Collection entries:
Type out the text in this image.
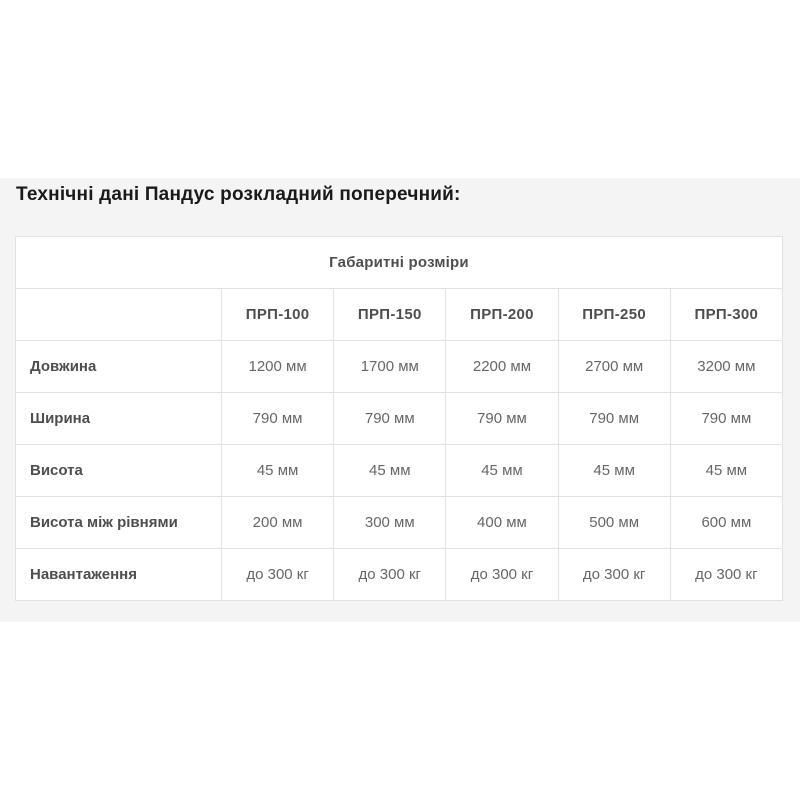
Технічні дані Пандус розкладний поперечний:
Габаритні розміри					
	ПРП-100	ПРП-150	ПРП-200	ПРП-250	ПРП-300
Довжина	1200 мм	1700 мм	2200 мм	2700 мм	3200 мм
Ширина	790 мм	790 мм	790 мм	790 мм	790 мм
Висота	45 мм	45 мм	45 мм	45 мм	45 мм
Висота між рівнями	200 мм	300 мм	400 мм	500 мм	600 мм
Навантаження	до 300 кг	до 300 кг	до 300 кг	до 300 кг	до 300 кг
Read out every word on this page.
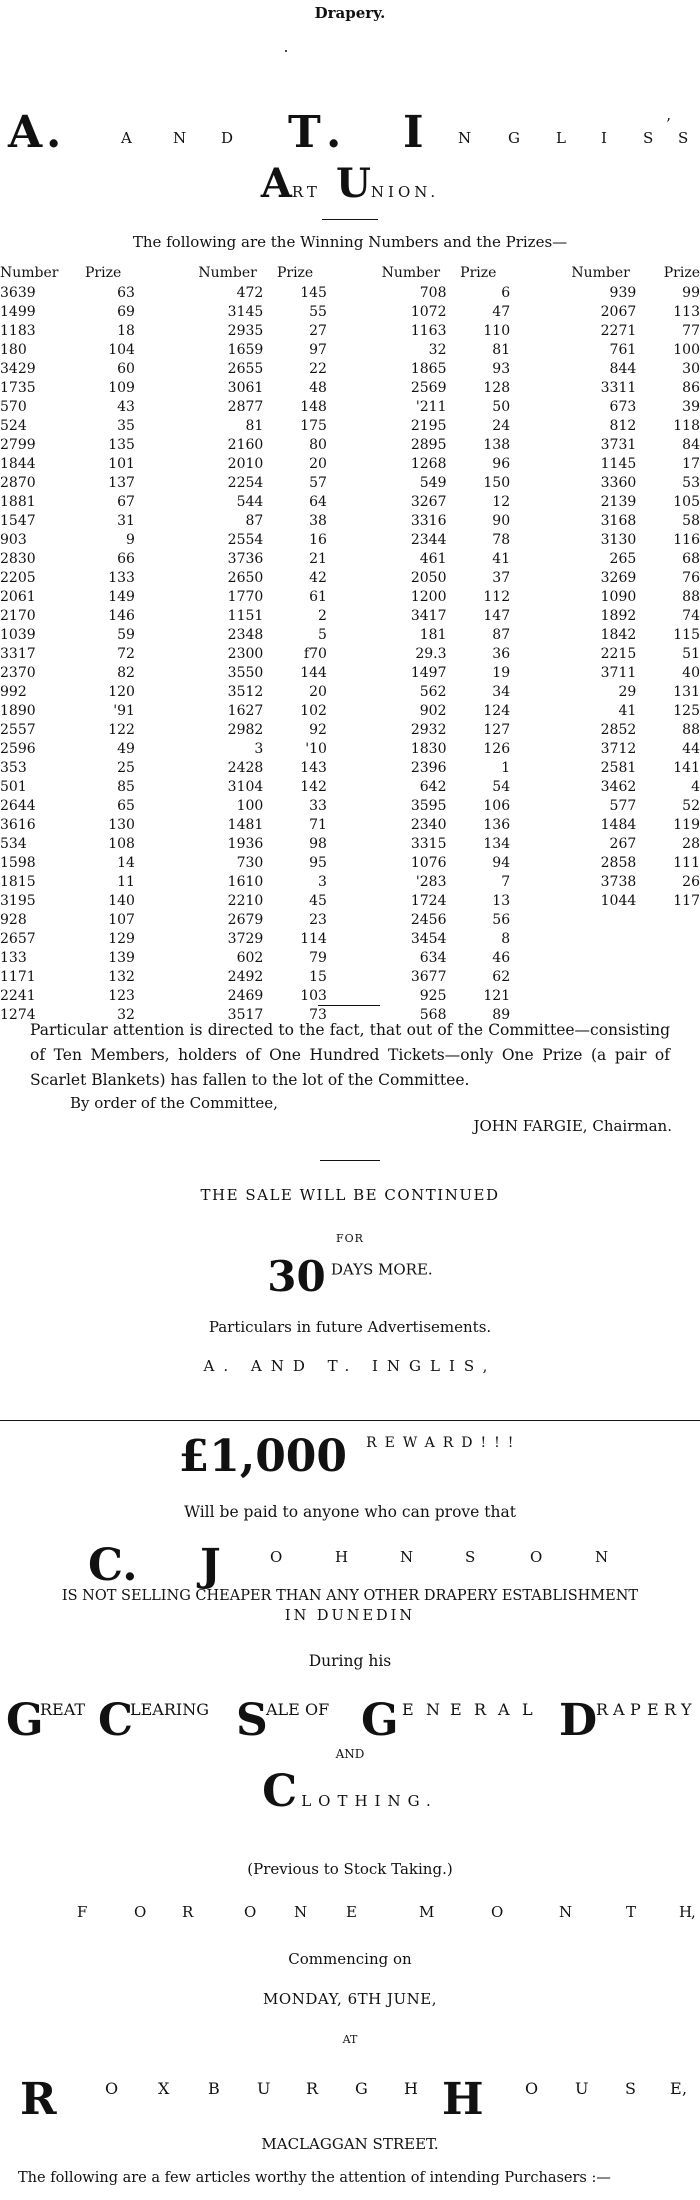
Drapery.
A .	A	N D T . I N G L I S
’
S
ART UNION.
The following are the Winning Numbers and the Prizes—
Number	Prize		Number	Prize		Number	Prize		Number	Prize
3639	63		472	145		708	6		939	99
1499	69		3145	55		1072	47		2067	113
1183	18		2935	27		1163	110		2271	77
180	104		1659	97		32	81		761	100
3429	60		2655	22		1865	93		844	30
1735	109		3061	48		2569	128		3311	86
570	43		2877	148		'211	50		673	39
524	35		81	175		2195	24		812	118
2799	135		2160	80		2895	138		3731	84
1844	101		2010	20		1268	96		1145	17
2870	137		2254	57		549	150		3360	53
1881	67		544	64		3267	12		2139	105
1547	31		87	38		3316	90		3168	58
903	9		2554	16		2344	78		3130	116
2830	66		3736	21		461	41		265	68
2205	133		2650	42		2050	37		3269	76
2061	149		1770	61		1200	112		1090	88
2170	146		1151	2		3417	147		1892	74
1039	59		2348	5		181	87		1842	115
3317	72		2300	f70		29.3	36		2215	51
2370	82		3550	144		1497	19		3711	40
992	120		3512	20		562	34		29	131
1890	'91		1627	102		902	124		41	125
2557	122		2982	92		2932	127		2852	88
2596	49		3	'10		1830	126		3712	44
353	25		2428	143		2396	1		2581	141
501	85		3104	142		642	54		3462	4
2644	65		100	33		3595	106		577	52
3616	130		1481	71		2340	136		1484	119
534	108		1936	98		3315	134		267	28
1598	14		730	95		1076	94		2858	111
1815	11		1610	3		'283	7		3738	26
3195	140		2210	45		1724	13		1044	117
928	107		2679	23		2456	56			
2657	129		3729	114		3454	8			
133	139		602	79		634	46			
1171	132		2492	15		3677	62			
2241	123		2469	103		925	121			
1274	32		3517	73		568	89			
Particular attention is directed to the fact, that out of the Committee—consisting of Ten Members, holders of One Hundred Tickets—only One Prize (a pair of Scarlet Blankets) has fallen to the lot of the Committee.
By order of the Committee,
JOHN FARGIE, Chairman.
THE SALE WILL BE CONTINUED
FOR
30 DAYS MORE.
Particulars in future Advertisements.
A. AND T. INGLIS,
£1,000 REWARD!!!
Will be paid to anyone who can prove that
C. J	O	H	N	S	O	N
IS NOT SELLING CHEAPER THAN ANY OTHER DRAPERY ESTABLISHMENT
IN DUNEDIN
During his
G
REAT C
LEARING S
ALE OF G E N E R A L D
R A P E R Y
AND
CLOTHING.
(Previous to Stock Taking.)
F	O R	O	N	E	M	O	N	T	H
,
Commencing on
MONDAY, 6TH JUNE,
AT
R	O X B U R G H H	O U S E ,
MACLAGGAN STREET.
The following are a few articles worthy the attention of intending Purchasers :—
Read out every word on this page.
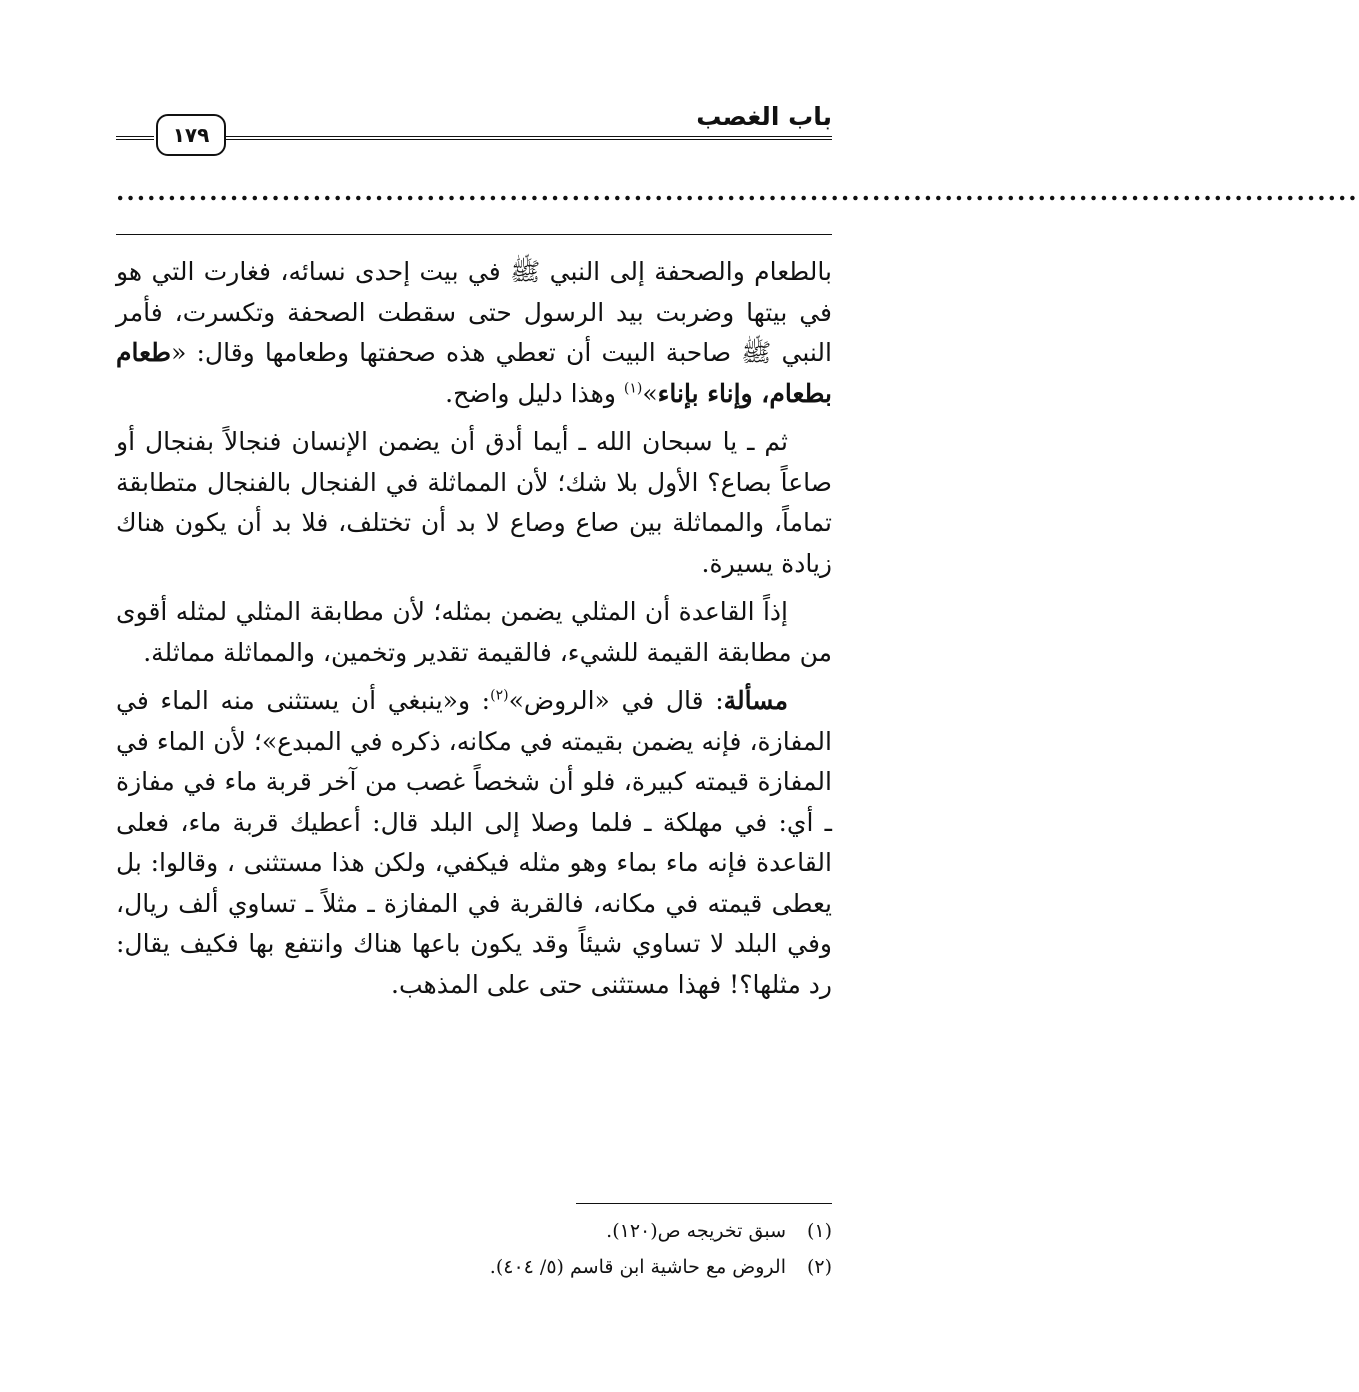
باب الغصب
١٧٩
........................................................................................................................

بالطعام والصحفة إلى النبي ﷺ في بيت إحدى نسائه، فغارت التي هو في بيتها وضربت بيد الرسول حتى سقطت الصحفة وتكسرت، فأمر النبي ﷺ صاحبة البيت أن تعطي هذه صحفتها وطعامها وقال: «طعام بطعام، وإناء بإناء»$^{(١)}$ وهذا دليل واضح.

ثم ـ يا سبحان الله ـ أيما أدق أن يضمن الإنسان فنجالاً بفنجال أو صاعاً بصاع؟ الأول بلا شك؛ لأن المماثلة في الفنجال بالفنجال متطابقة تماماً، والمماثلة بين صاع وصاع لا بد أن تختلف، فلا بد أن يكون هناك زيادة يسيرة.

إذاً القاعدة أن المثلي يضمن بمثله؛ لأن مطابقة المثلي لمثله أقوى من مطابقة القيمة للشيء، فالقيمة تقدير وتخمين، والمماثلة مماثلة.

مسألة: قال في «الروض»$^{(٢)}$: و«ينبغي أن يستثنى منه الماء في المفازة، فإنه يضمن بقيمته في مكانه، ذكره في المبدع»؛ لأن الماء في المفازة قيمته كبيرة، فلو أن شخصاً غصب من آخر قربة ماء في مفازة ـ أي: في مهلكة ـ فلما وصلا إلى البلد قال: أعطيك قربة ماء، فعلى القاعدة فإنه ماء بماء وهو مثله فيكفي، ولكن هذا مستثنى ، وقالوا: بل يعطى قيمته في مكانه، فالقربة في المفازة ـ مثلاً ـ تساوي ألف ريال، وفي البلد لا تساوي شيئاً وقد يكون باعها هناك وانتفع بها فكيف يقال: رد مثلها؟! فهذا مستثنى حتى على المذهب.

(١)سبق تخريجه ص(١٢٠).
(٢)الروض مع حاشية ابن قاسم (٥/ ٤٠٤).
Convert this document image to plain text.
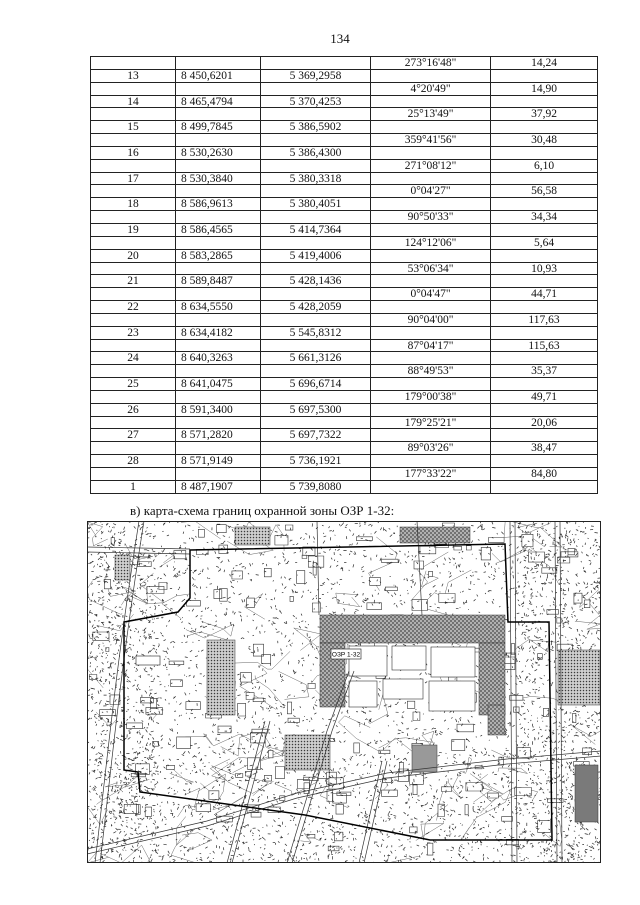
134
273°16'48"	14,24
13	8 450,6201	5 369,2958
4°20'49"	14,90
14	8 465,4794	5 370,4253
25°13'49"	37,92
15	8 499,7845	5 386,5902
359°41'56"	30,48
16	8 530,2630	5 386,4300
271°08'12"	6,10
17	8 530,3840	5 380,3318
0°04'27"	56,58
18	8 586,9613	5 380,4051
90°50'33"	34,34
19	8 586,4565	5 414,7364
124°12'06"	5,64
20	8 583,2865	5 419,4006
53°06'34"	10,93
21	8 589,8487	5 428,1436
0°04'47"	44,71
22	8 634,5550	5 428,2059
90°04'00"	117,63
23	8 634,4182	5 545,8312
87°04'17"	115,63
24	8 640,3263	5 661,3126
88°49'53"	35,37
25	8 641,0475	5 696,6714
179°00'38"	49,71
26	8 591,3400	5 697,5300
179°25'21"	20,06
27	8 571,2820	5 697,7322
89°03'26"	38,47
28	8 571,9149	5 736,1921
177°33'22"	84,80
1	8 487,1907	5 739,8080
в) карта-схема границ охранной зоны ОЗР 1-32:
ОЗР 1-32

• _Stated exercise_: Of the lines in the listing above, how many hold the string "Committee"? Reply with the number only.

• _Response to the exercise_: 2